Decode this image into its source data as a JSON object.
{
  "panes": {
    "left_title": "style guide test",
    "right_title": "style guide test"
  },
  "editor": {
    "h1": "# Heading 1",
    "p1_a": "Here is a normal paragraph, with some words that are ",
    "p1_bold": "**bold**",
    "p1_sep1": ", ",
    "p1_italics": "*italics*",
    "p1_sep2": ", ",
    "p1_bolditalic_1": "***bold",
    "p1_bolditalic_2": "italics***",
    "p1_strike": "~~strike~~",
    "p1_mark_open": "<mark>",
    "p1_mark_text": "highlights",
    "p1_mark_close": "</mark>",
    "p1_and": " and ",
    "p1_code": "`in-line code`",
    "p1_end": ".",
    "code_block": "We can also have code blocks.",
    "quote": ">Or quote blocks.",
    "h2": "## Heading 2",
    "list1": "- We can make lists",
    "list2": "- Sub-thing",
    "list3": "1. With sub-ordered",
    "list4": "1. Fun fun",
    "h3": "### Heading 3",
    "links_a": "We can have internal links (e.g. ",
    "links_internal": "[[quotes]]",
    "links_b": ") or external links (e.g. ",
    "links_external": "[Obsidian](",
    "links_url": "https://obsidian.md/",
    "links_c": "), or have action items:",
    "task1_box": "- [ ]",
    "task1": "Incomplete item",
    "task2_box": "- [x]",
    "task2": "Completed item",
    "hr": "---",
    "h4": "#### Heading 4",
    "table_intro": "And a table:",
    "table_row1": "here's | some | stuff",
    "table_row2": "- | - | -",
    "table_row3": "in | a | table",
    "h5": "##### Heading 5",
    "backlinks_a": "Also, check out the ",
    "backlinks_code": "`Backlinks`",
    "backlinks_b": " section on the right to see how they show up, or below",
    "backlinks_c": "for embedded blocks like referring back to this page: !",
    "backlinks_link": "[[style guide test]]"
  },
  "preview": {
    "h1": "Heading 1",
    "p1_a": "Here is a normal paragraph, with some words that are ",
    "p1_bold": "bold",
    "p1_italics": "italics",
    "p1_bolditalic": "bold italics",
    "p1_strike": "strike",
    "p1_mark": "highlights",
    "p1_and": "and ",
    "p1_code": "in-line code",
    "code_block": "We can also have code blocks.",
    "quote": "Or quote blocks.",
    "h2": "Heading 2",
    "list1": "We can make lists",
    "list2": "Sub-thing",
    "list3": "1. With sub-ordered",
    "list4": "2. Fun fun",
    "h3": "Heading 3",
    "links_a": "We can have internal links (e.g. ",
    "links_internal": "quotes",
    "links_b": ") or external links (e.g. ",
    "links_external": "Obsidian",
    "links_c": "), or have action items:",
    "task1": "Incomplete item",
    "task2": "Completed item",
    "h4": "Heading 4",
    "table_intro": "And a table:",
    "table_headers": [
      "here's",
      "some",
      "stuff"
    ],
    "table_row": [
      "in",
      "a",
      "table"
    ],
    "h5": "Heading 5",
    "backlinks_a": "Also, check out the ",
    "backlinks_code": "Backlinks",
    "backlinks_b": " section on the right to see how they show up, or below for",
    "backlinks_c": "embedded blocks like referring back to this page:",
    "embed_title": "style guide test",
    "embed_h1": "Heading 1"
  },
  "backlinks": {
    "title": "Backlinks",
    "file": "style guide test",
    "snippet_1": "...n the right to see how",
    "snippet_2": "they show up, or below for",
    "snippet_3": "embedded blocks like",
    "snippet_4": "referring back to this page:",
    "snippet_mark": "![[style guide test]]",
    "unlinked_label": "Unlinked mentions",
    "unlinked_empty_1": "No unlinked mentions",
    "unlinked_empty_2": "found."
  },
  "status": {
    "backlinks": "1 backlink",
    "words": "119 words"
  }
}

_GIVEN INSTRUCTION_
Search the listing for the word "blocks" and return each line that holds it.

_THE RESULT_
    "code_block": "We can also have code blocks.",
    "quote": ">Or quote blocks.",
    "backlinks_c": "for embedded blocks like referring back to this page: !",
    "code_block": "We can also have code blocks.",
    "quote": "Or quote blocks.",
    "backlinks_c": "embedded blocks like referring back to this page:",
    "snippet_3": "embedded blocks like",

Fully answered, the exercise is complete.